**Goal**. Reproduce the records below exactly as they appear, omitting any pictures they contain.

[Data entries]
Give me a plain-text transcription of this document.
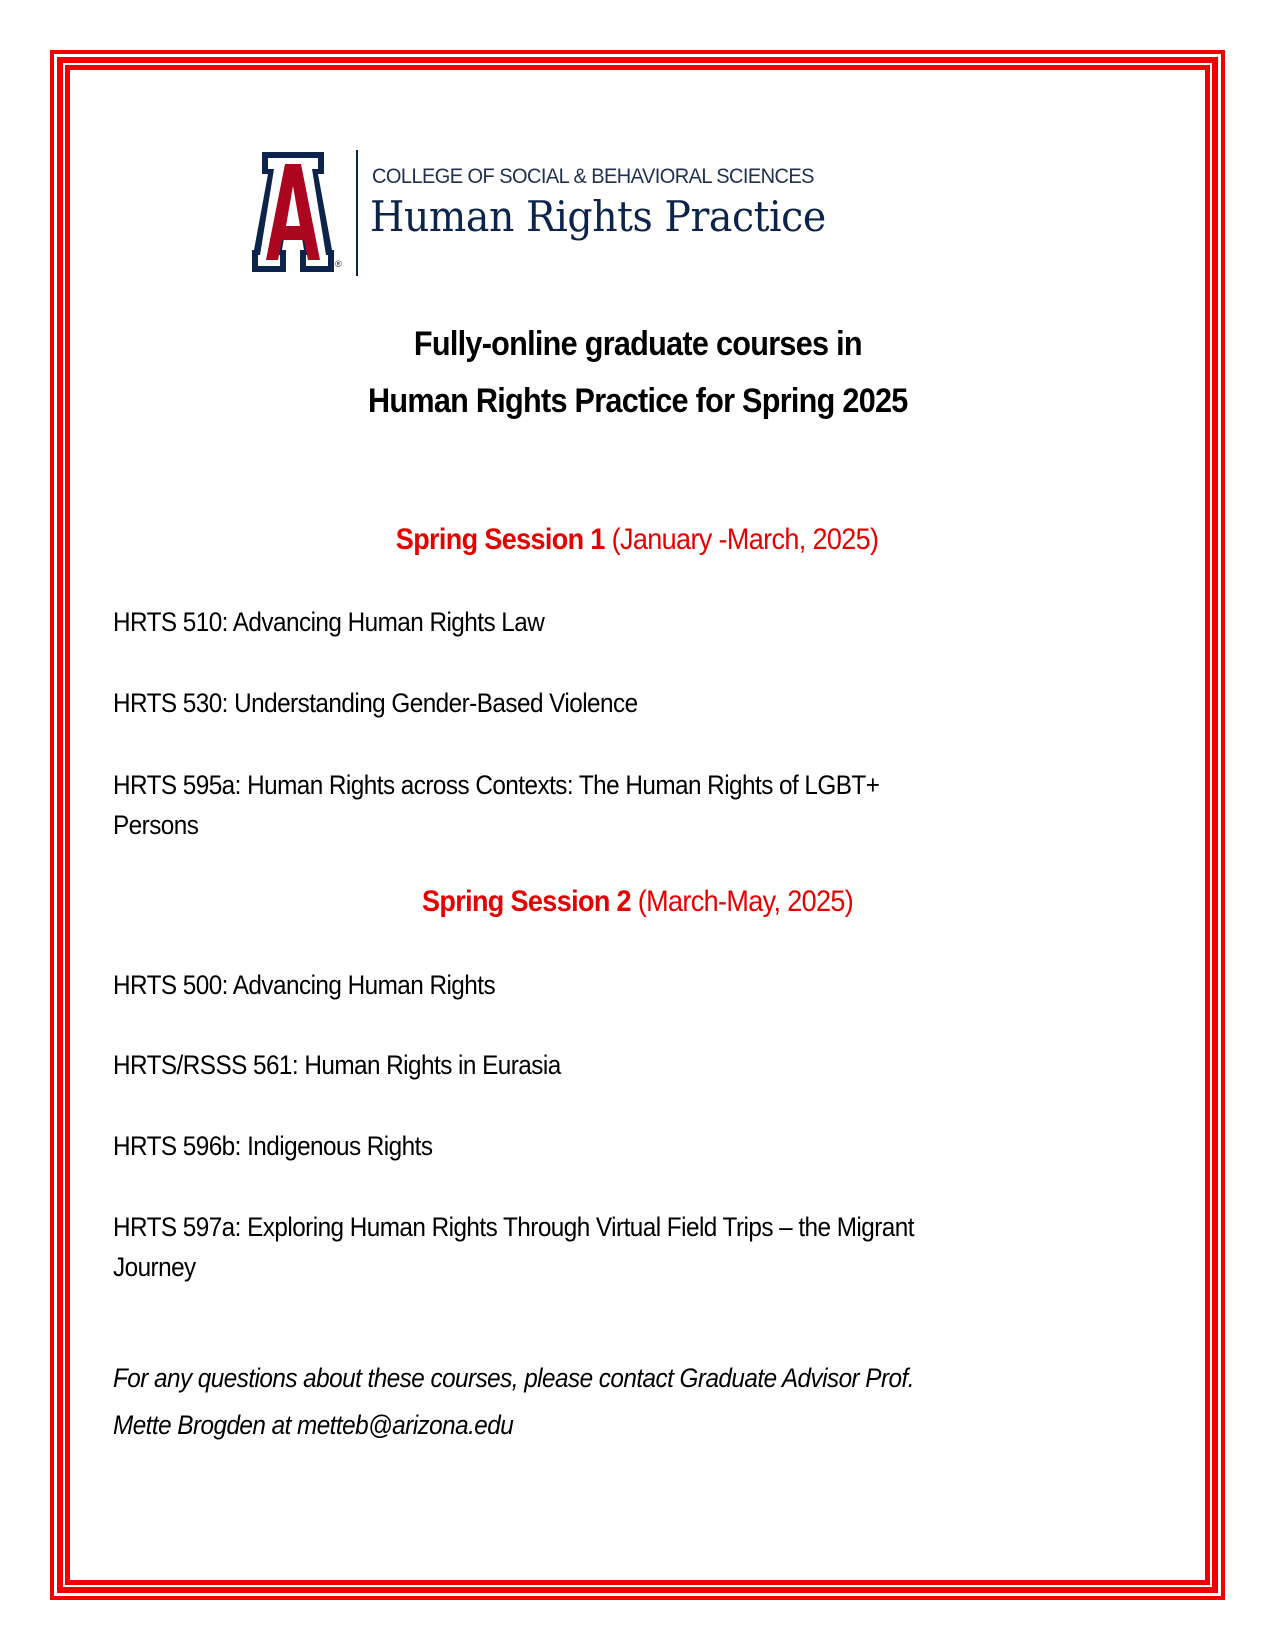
®
COLLEGE OF SOCIAL & BEHAVIORAL SCIENCES
Human Rights Practice
Fully-online graduate courses in
Human Rights Practice for Spring 2025
Spring Session 1 (January -March, 2025)
HRTS 510: Advancing Human Rights Law
HRTS 530: Understanding Gender-Based Violence
HRTS 595a: Human Rights across Contexts: The Human Rights of LGBT+
Persons
Spring Session 2 (March-May, 2025)
HRTS 500: Advancing Human Rights
HRTS/RSSS 561: Human Rights in Eurasia
HRTS 596b: Indigenous Rights
HRTS 597a: Exploring Human Rights Through Virtual Field Trips – the Migrant
Journey
For any questions about these courses, please contact Graduate Advisor Prof.
Mette Brogden at metteb@arizona.edu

**Right answer**.
Give me a plain-text transcription of this document.
®
COLLEGE OF SOCIAL & BEHAVIORAL SCIENCES
Human Rights Practice
Fully-online graduate courses in
Human Rights Practice for Spring 2025
Spring Session 1 (January -March, 2025)
HRTS 510: Advancing Human Rights Law
HRTS 530: Understanding Gender-Based Violence
HRTS 595a: Human Rights across Contexts: The Human Rights of LGBT+
Persons
Spring Session 2 (March-May, 2025)
HRTS 500: Advancing Human Rights
HRTS/RSSS 561: Human Rights in Eurasia
HRTS 596b: Indigenous Rights
HRTS 597a: Exploring Human Rights Through Virtual Field Trips – the Migrant
Journey
For any questions about these courses, please contact Graduate Advisor Prof.
Mette Brogden at metteb@arizona.edu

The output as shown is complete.